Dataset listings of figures
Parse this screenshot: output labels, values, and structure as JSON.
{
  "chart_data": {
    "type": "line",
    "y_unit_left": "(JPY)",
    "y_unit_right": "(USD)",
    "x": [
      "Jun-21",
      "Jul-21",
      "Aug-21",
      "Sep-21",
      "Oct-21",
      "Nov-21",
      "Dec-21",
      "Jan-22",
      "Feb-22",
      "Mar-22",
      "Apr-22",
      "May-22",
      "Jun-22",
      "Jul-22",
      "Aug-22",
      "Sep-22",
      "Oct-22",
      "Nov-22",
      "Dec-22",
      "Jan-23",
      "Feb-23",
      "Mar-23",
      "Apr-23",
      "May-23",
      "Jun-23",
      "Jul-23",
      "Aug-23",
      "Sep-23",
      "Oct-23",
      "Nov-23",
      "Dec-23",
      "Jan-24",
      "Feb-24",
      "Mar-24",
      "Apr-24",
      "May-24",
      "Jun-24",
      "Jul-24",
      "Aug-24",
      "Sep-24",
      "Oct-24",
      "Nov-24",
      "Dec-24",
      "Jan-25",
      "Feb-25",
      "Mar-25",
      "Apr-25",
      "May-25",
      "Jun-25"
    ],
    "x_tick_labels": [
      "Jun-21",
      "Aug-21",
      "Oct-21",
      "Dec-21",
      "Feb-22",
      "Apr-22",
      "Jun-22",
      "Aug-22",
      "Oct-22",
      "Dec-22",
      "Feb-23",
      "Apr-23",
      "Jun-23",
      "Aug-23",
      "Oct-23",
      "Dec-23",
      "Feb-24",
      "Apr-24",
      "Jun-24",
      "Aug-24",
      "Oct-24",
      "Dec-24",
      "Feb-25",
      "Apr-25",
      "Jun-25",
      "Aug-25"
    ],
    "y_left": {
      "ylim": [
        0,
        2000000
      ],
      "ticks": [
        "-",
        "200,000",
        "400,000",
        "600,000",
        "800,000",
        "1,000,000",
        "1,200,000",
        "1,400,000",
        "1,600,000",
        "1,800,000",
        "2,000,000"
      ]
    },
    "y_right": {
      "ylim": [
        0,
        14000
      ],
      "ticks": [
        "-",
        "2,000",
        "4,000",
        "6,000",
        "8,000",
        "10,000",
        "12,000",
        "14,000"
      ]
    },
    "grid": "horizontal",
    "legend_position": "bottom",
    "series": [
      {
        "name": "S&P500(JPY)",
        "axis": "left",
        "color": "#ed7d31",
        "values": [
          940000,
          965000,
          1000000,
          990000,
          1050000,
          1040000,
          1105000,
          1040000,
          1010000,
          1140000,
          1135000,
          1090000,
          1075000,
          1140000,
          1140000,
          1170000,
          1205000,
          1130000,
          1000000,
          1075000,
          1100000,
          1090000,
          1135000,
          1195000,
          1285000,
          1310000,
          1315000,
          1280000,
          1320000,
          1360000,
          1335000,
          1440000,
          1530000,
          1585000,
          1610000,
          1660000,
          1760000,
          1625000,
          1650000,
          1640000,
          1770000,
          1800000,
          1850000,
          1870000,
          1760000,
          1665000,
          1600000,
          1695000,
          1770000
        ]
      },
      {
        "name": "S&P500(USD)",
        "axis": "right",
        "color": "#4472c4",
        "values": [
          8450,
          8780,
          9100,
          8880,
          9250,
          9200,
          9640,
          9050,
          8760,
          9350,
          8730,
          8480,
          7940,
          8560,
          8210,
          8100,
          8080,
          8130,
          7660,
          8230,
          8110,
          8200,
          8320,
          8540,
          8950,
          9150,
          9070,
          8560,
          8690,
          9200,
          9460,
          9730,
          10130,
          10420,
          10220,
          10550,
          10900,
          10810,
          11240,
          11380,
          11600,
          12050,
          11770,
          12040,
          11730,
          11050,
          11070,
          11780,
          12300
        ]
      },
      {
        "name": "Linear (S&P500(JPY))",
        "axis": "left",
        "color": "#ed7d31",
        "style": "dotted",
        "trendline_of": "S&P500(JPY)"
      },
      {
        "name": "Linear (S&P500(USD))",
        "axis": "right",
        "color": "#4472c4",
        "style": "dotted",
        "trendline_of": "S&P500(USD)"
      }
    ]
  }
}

What is required: In the records above, find each line holding "name" and copy it.

Result for this task:
        "name": "S&P500(JPY)",
        "name": "S&P500(USD)",
        "name": "Linear (S&P500(JPY))",
        "name": "Linear (S&P500(USD))",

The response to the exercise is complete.